- _What the exercise asks_:
Give the number of lines that include the word "indicator", nothing more.

- _Data to process_:
══════════

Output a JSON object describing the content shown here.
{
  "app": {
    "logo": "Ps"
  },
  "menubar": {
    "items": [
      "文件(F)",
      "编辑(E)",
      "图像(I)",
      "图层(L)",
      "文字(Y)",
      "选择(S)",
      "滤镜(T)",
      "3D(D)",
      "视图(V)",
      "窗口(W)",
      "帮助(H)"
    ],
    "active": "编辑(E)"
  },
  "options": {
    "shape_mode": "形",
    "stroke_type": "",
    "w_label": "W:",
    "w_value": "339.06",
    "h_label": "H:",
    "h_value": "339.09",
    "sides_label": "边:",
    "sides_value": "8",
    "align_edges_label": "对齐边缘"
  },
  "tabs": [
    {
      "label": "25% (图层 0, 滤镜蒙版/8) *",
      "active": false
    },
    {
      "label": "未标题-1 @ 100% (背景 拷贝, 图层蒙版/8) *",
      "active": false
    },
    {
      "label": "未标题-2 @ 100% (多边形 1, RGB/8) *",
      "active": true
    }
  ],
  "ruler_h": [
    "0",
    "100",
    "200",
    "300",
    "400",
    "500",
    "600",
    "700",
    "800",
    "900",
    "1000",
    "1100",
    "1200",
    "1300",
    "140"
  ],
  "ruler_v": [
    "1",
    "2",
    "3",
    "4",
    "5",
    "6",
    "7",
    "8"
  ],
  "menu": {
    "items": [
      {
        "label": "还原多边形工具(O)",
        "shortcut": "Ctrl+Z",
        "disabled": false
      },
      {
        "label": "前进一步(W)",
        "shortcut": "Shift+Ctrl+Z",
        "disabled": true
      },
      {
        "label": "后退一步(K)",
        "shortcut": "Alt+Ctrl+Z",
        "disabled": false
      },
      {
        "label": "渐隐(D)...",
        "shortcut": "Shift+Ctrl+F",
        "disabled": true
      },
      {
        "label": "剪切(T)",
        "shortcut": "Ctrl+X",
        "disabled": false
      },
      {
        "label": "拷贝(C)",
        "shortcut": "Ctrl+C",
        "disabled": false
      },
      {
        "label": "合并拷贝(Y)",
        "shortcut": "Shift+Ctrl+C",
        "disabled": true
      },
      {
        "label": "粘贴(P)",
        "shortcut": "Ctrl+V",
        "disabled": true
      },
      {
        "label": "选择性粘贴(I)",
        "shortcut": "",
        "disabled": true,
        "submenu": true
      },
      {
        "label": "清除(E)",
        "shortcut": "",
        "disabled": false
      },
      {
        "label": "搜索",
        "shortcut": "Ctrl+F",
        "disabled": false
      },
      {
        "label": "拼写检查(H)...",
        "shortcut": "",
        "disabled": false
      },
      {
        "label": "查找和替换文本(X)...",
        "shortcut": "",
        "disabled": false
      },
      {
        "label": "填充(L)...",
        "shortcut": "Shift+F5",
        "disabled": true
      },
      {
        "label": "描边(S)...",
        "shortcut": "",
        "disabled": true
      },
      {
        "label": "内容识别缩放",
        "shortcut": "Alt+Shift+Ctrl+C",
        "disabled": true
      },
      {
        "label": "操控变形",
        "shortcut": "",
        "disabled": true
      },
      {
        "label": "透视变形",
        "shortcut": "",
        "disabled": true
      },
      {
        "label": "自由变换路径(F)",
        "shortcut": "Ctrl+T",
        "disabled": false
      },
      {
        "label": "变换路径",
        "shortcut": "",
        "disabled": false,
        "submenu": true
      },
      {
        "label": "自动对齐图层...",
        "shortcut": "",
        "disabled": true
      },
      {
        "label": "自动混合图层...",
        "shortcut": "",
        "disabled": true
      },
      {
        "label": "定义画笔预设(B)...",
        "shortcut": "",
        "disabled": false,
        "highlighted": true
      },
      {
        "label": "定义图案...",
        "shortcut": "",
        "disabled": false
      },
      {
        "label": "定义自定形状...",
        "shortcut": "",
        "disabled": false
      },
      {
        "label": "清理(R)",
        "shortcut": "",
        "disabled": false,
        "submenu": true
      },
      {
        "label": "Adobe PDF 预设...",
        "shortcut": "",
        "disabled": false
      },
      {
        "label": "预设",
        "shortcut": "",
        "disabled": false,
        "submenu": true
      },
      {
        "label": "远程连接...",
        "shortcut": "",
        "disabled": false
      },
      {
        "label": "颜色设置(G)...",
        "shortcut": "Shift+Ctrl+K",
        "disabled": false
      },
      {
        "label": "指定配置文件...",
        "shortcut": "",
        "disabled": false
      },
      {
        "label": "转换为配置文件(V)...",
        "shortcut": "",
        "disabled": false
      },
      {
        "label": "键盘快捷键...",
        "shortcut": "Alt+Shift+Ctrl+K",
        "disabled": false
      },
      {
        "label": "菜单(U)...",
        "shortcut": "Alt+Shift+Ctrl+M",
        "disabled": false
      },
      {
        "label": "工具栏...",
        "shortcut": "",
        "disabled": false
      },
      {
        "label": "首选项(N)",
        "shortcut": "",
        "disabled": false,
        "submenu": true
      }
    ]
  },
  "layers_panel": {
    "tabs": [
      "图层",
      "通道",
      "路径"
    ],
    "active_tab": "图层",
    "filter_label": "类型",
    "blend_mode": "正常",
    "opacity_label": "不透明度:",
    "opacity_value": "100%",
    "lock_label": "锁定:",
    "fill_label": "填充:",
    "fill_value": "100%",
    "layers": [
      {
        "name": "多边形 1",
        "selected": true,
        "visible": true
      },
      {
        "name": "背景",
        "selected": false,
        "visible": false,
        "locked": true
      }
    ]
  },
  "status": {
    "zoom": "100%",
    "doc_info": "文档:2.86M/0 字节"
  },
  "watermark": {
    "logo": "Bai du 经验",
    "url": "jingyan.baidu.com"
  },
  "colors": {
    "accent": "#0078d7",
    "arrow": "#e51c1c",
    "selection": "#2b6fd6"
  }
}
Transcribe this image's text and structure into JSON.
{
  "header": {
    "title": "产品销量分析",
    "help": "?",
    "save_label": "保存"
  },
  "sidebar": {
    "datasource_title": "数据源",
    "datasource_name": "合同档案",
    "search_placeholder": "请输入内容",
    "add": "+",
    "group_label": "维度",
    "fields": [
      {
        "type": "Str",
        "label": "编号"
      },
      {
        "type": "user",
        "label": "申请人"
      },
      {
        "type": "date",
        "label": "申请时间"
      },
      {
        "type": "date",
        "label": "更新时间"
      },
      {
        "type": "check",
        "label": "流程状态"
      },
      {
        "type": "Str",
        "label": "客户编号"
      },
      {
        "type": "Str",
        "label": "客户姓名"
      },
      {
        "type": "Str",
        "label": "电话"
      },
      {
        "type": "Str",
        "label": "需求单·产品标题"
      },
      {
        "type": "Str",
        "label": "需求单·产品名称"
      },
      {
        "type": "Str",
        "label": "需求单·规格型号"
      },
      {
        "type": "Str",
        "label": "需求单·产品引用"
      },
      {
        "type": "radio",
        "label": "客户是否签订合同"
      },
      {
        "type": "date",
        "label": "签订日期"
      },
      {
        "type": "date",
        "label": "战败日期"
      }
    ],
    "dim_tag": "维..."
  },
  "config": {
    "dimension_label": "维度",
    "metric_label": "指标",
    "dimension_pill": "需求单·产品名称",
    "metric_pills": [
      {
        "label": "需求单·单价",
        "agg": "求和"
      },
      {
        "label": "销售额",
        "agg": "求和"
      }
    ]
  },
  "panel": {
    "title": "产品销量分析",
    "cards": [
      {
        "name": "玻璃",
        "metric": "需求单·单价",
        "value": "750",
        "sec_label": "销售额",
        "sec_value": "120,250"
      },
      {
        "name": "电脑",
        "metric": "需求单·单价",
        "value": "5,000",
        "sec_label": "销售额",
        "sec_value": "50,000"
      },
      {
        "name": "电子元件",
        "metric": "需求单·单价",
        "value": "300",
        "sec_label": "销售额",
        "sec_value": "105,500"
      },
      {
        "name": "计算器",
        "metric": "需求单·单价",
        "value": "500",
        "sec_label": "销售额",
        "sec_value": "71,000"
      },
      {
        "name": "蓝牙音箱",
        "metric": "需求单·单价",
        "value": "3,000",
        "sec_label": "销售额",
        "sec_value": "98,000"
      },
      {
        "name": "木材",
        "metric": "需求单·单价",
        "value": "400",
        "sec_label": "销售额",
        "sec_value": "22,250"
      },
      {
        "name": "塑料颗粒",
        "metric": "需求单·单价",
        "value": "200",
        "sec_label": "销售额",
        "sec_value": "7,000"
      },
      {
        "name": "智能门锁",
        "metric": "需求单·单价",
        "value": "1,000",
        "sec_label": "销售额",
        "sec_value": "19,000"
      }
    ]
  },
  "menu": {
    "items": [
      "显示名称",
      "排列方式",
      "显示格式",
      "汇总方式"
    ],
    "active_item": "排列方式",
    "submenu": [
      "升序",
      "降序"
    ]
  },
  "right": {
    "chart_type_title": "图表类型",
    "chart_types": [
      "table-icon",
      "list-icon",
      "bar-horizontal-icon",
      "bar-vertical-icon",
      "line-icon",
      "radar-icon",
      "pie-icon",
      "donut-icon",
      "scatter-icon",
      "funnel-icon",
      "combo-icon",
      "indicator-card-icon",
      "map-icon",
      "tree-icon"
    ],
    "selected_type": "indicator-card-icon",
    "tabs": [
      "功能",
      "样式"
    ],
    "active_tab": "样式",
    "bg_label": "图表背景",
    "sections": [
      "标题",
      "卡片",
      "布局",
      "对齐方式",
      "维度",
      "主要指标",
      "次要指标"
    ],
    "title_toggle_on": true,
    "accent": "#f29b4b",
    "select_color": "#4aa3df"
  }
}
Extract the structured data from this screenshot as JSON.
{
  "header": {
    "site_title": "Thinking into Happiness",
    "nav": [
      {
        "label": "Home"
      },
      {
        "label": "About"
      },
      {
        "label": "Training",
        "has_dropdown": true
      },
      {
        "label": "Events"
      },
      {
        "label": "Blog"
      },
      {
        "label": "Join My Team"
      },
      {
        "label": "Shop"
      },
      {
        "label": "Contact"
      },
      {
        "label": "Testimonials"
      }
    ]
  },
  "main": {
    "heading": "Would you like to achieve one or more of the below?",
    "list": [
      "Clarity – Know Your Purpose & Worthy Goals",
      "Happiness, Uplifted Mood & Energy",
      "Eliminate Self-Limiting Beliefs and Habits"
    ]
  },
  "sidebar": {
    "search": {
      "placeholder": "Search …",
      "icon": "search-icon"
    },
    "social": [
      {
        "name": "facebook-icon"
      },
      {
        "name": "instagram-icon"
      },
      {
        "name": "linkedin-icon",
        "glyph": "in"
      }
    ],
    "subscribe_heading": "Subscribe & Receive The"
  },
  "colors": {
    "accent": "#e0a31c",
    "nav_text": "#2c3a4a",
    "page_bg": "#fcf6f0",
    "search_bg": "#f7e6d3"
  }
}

══════════

- _In response_:
2